»»

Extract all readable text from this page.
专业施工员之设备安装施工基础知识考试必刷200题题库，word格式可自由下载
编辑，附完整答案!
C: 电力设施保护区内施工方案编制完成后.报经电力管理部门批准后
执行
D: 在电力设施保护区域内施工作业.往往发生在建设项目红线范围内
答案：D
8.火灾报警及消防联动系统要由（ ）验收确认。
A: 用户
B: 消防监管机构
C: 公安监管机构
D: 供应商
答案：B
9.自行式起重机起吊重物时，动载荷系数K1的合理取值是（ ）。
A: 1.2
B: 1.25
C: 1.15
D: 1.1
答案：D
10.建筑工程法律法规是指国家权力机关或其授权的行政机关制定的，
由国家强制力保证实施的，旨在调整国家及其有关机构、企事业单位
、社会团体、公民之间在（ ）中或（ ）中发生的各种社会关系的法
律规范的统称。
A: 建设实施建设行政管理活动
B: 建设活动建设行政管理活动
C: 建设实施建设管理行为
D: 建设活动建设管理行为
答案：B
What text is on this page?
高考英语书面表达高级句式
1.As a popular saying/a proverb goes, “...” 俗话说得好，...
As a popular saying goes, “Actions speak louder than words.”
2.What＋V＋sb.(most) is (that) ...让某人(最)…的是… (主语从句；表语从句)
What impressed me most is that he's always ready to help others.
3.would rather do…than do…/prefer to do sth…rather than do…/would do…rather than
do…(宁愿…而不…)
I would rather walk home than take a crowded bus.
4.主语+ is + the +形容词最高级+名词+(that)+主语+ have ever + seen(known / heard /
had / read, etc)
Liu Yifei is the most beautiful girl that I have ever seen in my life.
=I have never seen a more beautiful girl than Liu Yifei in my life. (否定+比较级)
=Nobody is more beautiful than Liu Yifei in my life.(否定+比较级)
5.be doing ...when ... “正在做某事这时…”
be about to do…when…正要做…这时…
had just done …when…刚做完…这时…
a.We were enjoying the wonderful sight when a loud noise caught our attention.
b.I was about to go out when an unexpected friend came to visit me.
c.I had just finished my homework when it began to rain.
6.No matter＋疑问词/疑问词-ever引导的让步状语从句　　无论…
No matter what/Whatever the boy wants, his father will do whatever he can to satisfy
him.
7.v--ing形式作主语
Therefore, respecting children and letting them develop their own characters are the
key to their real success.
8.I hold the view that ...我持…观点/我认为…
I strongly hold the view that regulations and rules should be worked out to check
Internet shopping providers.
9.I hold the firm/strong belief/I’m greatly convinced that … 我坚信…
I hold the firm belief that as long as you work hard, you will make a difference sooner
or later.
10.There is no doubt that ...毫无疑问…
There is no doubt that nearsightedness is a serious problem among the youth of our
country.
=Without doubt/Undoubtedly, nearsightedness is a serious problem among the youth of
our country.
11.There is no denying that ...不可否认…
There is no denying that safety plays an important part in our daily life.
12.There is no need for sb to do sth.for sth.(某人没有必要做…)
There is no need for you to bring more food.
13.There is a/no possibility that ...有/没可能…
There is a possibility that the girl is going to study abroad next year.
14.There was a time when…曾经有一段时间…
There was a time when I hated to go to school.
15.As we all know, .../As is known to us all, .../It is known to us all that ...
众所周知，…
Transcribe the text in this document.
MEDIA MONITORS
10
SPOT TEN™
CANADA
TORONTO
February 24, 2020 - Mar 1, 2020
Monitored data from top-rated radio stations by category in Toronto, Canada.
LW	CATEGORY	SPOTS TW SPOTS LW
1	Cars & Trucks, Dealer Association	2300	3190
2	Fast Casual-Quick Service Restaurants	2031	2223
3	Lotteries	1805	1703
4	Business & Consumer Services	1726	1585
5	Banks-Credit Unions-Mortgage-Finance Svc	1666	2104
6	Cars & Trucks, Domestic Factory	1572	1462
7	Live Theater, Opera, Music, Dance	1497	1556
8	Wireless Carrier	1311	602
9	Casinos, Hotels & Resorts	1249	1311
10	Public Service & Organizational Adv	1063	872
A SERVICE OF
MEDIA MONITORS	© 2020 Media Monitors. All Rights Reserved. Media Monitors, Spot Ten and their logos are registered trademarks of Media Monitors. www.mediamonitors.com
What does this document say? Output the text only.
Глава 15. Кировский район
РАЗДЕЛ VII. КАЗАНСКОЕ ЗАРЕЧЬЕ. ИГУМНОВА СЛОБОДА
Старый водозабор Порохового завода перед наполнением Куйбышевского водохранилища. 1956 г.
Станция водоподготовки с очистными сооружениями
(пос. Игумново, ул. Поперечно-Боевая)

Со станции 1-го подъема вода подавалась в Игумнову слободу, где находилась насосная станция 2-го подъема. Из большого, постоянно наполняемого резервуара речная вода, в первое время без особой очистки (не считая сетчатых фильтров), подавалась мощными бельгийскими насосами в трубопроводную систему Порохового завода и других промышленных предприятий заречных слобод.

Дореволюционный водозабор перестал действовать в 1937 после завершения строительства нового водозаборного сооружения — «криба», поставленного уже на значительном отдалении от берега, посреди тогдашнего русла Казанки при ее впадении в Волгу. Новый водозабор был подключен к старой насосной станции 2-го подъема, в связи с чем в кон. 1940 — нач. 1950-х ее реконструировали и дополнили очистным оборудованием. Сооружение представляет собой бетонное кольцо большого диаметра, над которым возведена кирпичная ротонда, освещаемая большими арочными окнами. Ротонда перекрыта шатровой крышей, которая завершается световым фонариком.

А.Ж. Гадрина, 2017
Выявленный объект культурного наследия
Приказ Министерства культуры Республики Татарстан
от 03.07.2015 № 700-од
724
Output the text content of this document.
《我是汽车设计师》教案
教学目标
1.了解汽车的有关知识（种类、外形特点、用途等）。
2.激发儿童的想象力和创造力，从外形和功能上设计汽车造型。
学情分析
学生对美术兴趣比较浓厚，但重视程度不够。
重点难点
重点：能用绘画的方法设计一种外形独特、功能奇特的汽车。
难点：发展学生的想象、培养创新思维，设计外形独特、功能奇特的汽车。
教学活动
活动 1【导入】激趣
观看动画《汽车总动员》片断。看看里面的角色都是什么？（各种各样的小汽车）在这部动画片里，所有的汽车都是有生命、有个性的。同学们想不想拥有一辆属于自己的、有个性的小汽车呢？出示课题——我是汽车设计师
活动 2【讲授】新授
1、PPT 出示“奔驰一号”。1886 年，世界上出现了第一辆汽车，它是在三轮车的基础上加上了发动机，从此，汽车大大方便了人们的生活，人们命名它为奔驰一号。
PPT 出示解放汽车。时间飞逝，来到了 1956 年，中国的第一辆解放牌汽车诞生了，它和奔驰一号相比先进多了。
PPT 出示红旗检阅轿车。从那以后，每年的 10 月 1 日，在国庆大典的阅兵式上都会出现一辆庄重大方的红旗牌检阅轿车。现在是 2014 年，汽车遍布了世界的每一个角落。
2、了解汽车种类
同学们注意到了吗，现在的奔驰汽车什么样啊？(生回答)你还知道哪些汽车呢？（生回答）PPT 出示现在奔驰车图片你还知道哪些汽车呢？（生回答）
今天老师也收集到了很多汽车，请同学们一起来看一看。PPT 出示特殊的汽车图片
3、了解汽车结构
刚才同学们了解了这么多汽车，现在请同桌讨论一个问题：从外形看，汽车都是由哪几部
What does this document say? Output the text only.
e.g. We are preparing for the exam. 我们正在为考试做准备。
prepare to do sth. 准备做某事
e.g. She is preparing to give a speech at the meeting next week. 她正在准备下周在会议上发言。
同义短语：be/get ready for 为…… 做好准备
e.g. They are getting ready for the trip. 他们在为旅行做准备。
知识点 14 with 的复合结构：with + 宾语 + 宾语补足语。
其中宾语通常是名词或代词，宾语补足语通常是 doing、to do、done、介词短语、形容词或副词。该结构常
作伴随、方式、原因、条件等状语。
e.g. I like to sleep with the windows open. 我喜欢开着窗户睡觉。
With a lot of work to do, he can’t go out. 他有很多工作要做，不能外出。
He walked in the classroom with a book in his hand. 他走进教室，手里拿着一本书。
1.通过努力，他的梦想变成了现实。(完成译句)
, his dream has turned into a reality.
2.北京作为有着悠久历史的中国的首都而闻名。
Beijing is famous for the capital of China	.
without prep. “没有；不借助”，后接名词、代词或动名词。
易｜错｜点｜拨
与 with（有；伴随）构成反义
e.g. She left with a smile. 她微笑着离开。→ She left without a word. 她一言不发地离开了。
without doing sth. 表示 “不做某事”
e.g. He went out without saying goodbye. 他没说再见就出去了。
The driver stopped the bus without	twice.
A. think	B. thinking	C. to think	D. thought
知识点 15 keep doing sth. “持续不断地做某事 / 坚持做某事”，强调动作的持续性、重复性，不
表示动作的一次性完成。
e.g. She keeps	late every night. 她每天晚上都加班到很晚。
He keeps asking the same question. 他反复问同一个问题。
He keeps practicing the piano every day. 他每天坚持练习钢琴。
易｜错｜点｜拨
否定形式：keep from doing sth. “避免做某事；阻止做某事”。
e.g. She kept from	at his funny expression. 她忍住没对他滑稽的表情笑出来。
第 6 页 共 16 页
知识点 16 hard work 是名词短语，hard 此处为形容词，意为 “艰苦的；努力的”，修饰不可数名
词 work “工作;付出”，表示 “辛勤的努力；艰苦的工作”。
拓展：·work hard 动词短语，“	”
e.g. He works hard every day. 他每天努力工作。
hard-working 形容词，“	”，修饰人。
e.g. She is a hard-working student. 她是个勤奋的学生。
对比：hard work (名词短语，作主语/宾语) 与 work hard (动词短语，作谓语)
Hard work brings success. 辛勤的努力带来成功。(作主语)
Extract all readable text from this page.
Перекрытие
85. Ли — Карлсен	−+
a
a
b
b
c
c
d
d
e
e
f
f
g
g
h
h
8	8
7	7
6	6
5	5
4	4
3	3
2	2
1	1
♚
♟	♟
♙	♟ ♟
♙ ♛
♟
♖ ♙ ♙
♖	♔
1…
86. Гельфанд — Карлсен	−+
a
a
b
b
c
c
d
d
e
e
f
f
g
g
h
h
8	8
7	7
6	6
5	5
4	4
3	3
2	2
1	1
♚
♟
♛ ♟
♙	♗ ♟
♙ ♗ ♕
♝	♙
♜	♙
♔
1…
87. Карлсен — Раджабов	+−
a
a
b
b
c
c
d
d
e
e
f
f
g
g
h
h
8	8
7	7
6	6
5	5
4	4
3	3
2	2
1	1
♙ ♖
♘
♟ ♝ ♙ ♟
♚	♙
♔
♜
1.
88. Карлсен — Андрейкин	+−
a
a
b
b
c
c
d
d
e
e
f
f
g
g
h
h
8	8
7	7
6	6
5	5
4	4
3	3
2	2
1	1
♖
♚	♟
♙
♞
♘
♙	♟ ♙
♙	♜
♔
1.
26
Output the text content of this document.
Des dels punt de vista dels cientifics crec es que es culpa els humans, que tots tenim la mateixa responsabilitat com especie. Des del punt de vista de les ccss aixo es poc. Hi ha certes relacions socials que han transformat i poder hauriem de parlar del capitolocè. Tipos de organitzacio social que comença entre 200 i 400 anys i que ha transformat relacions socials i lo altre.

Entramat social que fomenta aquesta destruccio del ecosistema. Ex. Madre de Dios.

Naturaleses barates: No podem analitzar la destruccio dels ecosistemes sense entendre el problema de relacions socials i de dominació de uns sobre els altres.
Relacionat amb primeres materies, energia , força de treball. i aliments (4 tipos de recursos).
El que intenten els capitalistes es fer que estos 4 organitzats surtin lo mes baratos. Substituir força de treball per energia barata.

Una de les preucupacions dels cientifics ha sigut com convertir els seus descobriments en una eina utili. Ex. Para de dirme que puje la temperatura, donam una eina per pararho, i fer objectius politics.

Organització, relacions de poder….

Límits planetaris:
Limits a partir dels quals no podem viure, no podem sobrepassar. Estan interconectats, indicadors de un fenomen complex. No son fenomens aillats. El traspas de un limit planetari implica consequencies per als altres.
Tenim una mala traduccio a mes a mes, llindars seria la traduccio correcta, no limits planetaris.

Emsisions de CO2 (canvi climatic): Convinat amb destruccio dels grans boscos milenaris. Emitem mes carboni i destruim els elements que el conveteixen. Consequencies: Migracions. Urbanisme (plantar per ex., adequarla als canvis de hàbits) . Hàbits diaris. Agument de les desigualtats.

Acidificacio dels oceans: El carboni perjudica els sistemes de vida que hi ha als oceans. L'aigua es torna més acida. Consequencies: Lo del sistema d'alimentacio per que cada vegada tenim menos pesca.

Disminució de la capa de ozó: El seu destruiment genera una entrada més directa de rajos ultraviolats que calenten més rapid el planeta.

««

- **Problem to work on**
How many lines in the records above hold the word "would"? Give only the number.

- **Full output**
2